Begin Stored rows
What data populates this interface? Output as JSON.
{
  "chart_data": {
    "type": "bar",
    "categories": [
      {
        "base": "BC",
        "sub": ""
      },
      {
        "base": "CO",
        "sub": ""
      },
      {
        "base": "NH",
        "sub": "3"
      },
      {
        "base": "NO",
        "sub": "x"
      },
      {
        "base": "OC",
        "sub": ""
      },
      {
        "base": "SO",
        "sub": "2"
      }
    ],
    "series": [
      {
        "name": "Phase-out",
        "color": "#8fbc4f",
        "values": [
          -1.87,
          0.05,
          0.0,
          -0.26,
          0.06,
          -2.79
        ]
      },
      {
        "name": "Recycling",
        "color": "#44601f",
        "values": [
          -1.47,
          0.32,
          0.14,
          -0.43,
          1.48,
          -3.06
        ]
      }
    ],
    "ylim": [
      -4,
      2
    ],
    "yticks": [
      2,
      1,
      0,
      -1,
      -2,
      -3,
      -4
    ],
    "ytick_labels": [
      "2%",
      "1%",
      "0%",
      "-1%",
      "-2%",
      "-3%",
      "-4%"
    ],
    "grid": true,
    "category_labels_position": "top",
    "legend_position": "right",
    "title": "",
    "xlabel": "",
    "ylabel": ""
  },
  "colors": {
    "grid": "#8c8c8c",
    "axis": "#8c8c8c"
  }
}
End Stored rows
*Requirements*
Your task is to output the full set of records exactly as presented.

*Response to the exercise*
What data populates this interface? Output as JSON.
{
  "chart_data": {
    "type": "bar",
    "categories": [
      {
        "base": "BC",
        "sub": ""
      },
      {
        "base": "CO",
        "sub": ""
      },
      {
        "base": "NH",
        "sub": "3"
      },
      {
        "base": "NO",
        "sub": "x"
      },
      {
        "base": "OC",
        "sub": ""
      },
      {
        "base": "SO",
        "sub": "2"
      }
    ],
    "series": [
      {
        "name": "Phase-out",
        "color": "#8fbc4f",
        "values": [
          -1.87,
          0.05,
          0.0,
          -0.26,
          0.06,
          -2.79
        ]
      },
      {
        "name": "Recycling",
        "color": "#44601f",
        "values": [
          -1.47,
          0.32,
          0.14,
          -0.43,
          1.48,
          -3.06
        ]
      }
    ],
    "ylim": [
      -4,
      2
    ],
    "yticks": [
      2,
      1,
      0,
      -1,
      -2,
      -3,
      -4
    ],
    "ytick_labels": [
      "2%",
      "1%",
      "0%",
      "-1%",
      "-2%",
      "-3%",
      "-4%"
    ],
    "grid": true,
    "category_labels_position": "top",
    "legend_position": "right",
    "title": "",
    "xlabel": "",
    "ylabel": ""
  },
  "colors": {
    "grid": "#8c8c8c",
    "axis": "#8c8c8c"
  }
}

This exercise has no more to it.